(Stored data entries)
------------------------------------
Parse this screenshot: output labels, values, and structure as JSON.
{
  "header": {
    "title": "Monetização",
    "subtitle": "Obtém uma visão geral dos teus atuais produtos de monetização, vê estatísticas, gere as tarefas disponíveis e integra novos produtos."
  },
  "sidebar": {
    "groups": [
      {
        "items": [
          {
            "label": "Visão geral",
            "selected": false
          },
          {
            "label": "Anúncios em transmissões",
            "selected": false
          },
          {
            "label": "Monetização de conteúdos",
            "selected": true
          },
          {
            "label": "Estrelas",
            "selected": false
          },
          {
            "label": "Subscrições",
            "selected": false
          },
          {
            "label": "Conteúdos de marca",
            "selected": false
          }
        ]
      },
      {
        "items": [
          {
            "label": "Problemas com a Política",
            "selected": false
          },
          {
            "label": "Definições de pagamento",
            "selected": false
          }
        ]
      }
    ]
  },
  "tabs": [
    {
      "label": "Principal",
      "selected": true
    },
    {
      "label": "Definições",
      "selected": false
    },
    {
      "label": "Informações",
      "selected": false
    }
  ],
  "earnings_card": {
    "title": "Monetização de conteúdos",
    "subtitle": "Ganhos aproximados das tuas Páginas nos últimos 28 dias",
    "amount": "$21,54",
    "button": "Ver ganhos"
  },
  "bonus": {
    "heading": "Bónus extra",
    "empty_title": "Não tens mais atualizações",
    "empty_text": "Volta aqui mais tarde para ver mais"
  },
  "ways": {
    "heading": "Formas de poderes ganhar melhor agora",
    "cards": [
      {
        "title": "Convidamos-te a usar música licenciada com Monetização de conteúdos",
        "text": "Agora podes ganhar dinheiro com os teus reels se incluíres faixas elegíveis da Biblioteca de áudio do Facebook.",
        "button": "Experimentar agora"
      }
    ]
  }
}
------------------------------------
■ Aim of the exercise
Retype the records that precede this task, keeping them exactly the same.

■ Result of the exercise
Parse this screenshot: output labels, values, and structure as JSON.
{
  "header": {
    "title": "Monetização",
    "subtitle": "Obtém uma visão geral dos teus atuais produtos de monetização, vê estatísticas, gere as tarefas disponíveis e integra novos produtos."
  },
  "sidebar": {
    "groups": [
      {
        "items": [
          {
            "label": "Visão geral",
            "selected": false
          },
          {
            "label": "Anúncios em transmissões",
            "selected": false
          },
          {
            "label": "Monetização de conteúdos",
            "selected": true
          },
          {
            "label": "Estrelas",
            "selected": false
          },
          {
            "label": "Subscrições",
            "selected": false
          },
          {
            "label": "Conteúdos de marca",
            "selected": false
          }
        ]
      },
      {
        "items": [
          {
            "label": "Problemas com a Política",
            "selected": false
          },
          {
            "label": "Definições de pagamento",
            "selected": false
          }
        ]
      }
    ]
  },
  "tabs": [
    {
      "label": "Principal",
      "selected": true
    },
    {
      "label": "Definições",
      "selected": false
    },
    {
      "label": "Informações",
      "selected": false
    }
  ],
  "earnings_card": {
    "title": "Monetização de conteúdos",
    "subtitle": "Ganhos aproximados das tuas Páginas nos últimos 28 dias",
    "amount": "$21,54",
    "button": "Ver ganhos"
  },
  "bonus": {
    "heading": "Bónus extra",
    "empty_title": "Não tens mais atualizações",
    "empty_text": "Volta aqui mais tarde para ver mais"
  },
  "ways": {
    "heading": "Formas de poderes ganhar melhor agora",
    "cards": [
      {
        "title": "Convidamos-te a usar música licenciada com Monetização de conteúdos",
        "text": "Agora podes ganhar dinheiro com os teus reels se incluíres faixas elegíveis da Biblioteca de áudio do Facebook.",
        "button": "Experimentar agora"
      }
    ]
  }
}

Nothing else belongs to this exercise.